(Entries of transcribed document text)
----

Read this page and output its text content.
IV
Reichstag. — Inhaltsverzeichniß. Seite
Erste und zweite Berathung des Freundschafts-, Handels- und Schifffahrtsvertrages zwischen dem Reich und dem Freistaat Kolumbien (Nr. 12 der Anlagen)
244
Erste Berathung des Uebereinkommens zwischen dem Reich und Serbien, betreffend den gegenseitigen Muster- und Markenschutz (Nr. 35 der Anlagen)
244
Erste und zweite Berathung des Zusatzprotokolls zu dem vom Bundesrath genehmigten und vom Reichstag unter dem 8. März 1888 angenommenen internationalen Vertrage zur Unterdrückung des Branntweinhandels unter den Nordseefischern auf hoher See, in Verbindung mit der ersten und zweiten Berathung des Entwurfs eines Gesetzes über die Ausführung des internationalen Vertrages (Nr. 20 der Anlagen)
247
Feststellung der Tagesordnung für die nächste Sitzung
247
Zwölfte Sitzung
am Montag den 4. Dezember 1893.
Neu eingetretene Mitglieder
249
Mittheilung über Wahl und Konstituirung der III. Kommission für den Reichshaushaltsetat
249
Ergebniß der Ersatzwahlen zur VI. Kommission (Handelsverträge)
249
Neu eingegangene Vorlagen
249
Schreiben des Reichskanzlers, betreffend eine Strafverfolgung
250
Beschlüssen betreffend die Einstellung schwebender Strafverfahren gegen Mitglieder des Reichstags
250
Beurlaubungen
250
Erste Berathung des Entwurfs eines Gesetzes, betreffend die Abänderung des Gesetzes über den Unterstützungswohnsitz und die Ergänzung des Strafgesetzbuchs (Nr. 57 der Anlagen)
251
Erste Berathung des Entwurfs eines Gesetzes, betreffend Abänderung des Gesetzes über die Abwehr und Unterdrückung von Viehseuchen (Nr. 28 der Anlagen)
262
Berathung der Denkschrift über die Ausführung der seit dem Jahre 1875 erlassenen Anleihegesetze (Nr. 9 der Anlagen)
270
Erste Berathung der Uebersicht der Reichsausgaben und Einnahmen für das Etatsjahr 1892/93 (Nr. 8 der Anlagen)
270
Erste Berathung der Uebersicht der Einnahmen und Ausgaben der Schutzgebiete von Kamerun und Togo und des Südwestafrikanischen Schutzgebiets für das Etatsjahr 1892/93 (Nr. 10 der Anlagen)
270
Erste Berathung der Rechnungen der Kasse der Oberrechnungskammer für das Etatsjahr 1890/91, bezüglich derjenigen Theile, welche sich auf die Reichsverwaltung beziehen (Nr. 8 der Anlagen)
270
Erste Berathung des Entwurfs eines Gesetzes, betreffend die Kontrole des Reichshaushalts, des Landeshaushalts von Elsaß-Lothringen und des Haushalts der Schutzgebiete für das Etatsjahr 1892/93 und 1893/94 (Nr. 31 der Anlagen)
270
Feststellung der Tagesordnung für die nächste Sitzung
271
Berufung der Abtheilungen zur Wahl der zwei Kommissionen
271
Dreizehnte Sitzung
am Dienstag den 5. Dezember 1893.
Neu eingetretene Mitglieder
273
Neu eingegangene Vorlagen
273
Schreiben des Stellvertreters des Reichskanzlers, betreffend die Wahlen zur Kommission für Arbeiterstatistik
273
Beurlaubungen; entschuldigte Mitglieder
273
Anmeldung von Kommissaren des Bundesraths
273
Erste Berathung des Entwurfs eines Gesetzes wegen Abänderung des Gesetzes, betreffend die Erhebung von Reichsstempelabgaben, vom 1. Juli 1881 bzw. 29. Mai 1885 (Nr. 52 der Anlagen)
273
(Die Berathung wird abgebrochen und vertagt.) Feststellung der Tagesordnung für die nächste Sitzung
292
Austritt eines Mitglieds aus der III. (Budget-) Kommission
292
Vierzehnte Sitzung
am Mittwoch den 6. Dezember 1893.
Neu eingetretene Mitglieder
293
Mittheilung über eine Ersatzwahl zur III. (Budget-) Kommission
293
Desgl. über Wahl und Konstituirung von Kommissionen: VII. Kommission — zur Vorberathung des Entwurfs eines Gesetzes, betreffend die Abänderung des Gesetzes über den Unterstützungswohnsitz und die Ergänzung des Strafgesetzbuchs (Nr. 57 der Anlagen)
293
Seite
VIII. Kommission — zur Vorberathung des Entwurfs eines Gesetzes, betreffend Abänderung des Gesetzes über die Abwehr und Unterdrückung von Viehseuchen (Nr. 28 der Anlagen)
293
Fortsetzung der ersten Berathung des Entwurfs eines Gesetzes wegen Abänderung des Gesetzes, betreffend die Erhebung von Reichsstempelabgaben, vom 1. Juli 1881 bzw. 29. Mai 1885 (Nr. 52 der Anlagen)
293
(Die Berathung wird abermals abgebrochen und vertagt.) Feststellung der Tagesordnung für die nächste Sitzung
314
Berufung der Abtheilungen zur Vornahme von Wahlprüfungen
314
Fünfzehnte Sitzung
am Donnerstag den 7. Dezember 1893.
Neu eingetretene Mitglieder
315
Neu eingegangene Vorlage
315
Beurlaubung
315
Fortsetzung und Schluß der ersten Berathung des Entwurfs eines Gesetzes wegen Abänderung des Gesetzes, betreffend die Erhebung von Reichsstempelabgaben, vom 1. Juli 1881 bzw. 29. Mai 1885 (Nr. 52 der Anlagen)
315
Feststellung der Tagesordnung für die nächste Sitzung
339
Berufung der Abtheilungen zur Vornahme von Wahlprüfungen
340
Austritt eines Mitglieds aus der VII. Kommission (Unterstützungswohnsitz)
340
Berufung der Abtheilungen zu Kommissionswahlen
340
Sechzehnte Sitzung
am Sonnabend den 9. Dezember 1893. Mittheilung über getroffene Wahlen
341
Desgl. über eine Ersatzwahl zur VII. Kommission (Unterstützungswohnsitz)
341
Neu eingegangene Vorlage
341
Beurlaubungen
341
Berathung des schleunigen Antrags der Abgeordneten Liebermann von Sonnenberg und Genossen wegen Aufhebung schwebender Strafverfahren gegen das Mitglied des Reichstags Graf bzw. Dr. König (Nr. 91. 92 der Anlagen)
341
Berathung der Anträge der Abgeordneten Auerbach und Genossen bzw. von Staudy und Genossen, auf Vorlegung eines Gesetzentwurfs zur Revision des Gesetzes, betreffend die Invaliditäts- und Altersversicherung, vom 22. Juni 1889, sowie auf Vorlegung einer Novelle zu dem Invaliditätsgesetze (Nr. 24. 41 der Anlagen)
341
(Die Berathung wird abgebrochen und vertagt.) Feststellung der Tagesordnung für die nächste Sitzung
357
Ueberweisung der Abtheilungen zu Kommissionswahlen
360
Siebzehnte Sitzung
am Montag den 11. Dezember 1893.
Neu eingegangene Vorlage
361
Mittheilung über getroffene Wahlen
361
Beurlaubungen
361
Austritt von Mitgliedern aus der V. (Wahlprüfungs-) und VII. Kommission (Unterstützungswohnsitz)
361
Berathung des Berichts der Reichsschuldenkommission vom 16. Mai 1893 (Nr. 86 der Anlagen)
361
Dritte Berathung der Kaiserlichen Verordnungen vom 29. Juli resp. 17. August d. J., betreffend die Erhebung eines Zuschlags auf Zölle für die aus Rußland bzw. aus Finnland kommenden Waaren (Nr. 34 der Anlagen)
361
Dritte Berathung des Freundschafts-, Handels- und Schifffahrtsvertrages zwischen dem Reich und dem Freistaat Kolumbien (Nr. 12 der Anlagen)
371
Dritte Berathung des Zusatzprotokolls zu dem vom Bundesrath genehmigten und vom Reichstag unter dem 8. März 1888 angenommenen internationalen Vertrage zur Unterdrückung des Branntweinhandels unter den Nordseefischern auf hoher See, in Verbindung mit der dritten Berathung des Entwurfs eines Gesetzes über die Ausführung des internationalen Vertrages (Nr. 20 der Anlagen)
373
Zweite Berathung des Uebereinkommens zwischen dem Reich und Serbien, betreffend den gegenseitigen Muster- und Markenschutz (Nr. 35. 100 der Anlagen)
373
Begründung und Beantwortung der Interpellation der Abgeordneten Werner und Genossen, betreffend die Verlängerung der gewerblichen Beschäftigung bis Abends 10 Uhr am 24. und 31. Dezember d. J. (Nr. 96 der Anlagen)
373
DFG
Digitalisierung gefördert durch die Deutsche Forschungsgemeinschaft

----

Please show all lines from the entries that contain the word "Berufung".

Berufung der Abtheilungen zur Wahl der zwei Kommissionen
Berufung der Abtheilungen zur Vornahme von Wahlprüfungen
Berufung der Abtheilungen zur Vornahme von Wahlprüfungen
Berufung der Abtheilungen zu Kommissionswahlen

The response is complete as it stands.